## Start Record excerpts
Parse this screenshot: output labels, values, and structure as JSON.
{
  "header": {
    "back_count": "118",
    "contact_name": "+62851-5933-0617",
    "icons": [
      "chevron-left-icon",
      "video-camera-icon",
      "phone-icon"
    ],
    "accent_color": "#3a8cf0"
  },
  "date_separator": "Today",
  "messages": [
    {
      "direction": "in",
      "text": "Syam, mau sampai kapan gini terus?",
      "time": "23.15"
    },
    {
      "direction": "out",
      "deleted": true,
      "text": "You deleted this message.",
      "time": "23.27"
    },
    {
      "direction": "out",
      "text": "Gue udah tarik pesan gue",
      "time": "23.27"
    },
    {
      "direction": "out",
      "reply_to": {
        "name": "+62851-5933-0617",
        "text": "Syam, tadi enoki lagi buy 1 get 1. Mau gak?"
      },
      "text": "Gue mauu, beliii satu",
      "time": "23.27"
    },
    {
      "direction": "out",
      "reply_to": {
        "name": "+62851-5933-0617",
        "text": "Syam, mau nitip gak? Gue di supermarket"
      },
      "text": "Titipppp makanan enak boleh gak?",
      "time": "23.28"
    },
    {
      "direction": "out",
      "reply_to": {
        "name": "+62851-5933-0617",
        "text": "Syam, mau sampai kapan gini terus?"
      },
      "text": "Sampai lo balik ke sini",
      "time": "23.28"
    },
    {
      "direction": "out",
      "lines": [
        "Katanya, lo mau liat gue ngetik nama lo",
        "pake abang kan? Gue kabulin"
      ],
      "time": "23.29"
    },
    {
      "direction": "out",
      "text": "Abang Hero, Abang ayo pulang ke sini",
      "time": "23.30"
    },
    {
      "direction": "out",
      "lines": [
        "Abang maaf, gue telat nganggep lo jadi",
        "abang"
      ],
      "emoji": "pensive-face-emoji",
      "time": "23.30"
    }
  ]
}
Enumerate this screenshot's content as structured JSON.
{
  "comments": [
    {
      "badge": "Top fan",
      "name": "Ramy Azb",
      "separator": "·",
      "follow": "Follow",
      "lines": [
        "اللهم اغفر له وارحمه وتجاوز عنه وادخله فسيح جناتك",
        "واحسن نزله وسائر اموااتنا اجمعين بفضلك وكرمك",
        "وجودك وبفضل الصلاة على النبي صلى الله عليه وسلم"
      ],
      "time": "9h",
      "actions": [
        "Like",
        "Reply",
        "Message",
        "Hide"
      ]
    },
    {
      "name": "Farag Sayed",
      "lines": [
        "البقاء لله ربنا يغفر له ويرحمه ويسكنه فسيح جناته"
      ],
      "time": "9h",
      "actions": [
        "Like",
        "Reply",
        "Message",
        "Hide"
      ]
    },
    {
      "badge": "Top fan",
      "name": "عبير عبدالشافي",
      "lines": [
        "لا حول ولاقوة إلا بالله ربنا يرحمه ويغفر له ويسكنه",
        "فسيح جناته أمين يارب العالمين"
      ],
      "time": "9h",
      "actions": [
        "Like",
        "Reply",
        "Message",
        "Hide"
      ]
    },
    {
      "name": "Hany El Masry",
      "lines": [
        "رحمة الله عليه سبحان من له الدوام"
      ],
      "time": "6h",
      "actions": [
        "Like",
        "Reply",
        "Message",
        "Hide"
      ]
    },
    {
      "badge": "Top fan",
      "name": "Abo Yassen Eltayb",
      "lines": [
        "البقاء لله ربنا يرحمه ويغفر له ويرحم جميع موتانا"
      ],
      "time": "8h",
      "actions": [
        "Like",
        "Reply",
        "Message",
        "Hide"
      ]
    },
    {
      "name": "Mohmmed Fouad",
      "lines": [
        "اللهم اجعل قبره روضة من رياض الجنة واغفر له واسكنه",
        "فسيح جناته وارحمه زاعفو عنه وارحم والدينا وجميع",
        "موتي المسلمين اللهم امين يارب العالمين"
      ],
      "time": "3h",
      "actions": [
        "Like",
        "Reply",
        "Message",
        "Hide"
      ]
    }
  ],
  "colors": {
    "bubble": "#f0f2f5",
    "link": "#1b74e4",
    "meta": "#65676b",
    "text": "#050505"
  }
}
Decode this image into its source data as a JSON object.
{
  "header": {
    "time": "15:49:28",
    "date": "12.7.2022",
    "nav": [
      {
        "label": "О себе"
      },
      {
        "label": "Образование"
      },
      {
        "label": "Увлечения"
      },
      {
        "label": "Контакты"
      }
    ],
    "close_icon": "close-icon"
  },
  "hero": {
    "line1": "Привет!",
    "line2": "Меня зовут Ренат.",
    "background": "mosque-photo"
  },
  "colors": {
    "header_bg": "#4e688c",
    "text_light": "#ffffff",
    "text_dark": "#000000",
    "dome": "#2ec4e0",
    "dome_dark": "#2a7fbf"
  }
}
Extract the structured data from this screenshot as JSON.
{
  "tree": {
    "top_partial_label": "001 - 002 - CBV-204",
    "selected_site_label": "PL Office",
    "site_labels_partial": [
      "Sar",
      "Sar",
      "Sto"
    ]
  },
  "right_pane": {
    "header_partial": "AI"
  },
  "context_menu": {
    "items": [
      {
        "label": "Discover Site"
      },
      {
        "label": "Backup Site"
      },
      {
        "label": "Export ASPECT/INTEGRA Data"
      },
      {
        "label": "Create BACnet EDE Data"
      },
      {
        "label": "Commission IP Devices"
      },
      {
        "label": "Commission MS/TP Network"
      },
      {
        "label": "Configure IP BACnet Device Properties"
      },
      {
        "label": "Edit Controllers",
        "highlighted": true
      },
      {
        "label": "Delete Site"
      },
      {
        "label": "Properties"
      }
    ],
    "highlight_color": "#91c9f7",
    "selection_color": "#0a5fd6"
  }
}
## End Record excerpts
_Do this_:
List the lines of the records where "JSON" occurs.

_Solution_:
Parse this screenshot: output labels, values, and structure as JSON.
Enumerate this screenshot's content as structured JSON.
Decode this image into its source data as a JSON object.
Extract the structured data from this screenshot as JSON.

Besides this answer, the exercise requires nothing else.